In the material below, find every line with "document" and pull it out.

-- Excerpted data --
━━━━━━━━
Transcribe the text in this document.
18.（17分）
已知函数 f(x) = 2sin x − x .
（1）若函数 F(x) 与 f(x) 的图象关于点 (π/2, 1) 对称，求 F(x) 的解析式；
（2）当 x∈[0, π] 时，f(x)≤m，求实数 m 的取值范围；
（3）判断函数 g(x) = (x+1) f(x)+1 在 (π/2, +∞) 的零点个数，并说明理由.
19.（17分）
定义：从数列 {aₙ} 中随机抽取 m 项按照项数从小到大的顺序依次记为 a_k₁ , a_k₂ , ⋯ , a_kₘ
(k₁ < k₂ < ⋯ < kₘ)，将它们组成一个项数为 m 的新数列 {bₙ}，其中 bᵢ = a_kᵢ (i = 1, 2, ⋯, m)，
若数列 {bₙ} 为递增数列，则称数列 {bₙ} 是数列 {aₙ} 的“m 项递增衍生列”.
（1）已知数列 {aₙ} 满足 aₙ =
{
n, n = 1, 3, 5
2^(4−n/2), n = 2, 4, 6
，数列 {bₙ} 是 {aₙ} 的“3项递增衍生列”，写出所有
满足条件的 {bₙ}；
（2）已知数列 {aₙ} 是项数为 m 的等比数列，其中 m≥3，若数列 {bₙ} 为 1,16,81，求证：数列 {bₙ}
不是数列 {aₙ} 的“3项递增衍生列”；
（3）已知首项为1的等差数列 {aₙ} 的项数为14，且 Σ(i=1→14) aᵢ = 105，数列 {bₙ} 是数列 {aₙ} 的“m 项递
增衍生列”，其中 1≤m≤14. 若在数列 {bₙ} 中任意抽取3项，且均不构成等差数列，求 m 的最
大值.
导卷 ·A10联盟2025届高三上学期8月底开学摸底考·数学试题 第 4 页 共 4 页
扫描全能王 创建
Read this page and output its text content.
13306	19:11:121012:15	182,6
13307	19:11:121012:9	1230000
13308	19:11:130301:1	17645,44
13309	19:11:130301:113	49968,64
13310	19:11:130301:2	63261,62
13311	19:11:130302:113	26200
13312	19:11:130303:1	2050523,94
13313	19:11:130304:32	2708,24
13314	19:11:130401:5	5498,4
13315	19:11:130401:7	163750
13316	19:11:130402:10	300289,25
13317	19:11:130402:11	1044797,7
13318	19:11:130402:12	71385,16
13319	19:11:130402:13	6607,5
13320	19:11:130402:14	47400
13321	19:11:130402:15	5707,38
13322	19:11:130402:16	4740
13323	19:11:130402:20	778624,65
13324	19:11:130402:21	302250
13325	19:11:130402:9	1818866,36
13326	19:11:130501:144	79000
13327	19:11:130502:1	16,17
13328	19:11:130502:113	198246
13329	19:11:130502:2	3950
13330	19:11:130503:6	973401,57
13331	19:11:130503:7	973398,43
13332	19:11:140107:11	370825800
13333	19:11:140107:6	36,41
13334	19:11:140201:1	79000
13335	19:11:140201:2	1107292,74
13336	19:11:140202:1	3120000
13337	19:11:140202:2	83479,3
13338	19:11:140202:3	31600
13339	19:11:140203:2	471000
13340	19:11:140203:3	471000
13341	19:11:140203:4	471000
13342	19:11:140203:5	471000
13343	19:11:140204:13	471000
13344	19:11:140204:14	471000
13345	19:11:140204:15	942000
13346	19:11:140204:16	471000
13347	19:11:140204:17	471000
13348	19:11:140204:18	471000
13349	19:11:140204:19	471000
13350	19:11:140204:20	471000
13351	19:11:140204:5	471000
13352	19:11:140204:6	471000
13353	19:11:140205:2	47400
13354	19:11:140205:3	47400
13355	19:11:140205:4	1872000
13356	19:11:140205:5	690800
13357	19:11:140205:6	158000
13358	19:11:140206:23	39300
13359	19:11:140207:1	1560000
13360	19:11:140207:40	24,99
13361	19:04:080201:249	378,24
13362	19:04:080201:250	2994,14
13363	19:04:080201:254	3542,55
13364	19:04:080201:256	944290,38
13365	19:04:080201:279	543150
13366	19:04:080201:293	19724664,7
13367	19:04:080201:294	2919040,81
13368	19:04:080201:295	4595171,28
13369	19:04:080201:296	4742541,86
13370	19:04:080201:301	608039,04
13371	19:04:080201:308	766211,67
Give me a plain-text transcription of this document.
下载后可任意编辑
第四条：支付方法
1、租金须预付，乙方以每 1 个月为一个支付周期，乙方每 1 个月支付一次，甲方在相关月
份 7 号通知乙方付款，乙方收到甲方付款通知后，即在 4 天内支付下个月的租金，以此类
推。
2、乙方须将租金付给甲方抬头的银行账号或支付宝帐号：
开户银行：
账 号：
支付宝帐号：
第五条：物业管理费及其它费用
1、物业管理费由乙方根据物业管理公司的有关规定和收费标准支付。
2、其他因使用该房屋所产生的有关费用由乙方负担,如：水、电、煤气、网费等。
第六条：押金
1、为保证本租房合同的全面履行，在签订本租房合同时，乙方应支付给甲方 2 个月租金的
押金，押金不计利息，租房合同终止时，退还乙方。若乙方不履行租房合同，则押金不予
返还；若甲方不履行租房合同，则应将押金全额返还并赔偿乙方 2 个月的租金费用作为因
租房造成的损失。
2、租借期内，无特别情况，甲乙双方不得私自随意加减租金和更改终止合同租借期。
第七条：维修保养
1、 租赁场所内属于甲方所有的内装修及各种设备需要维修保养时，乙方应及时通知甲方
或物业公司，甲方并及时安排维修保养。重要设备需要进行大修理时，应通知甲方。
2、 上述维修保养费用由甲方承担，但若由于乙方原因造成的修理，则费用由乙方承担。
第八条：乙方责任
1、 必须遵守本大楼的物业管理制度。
━━━━━━━━
-- Complete response --
Transcribe the text in this document.
Give me a plain-text transcription of this document.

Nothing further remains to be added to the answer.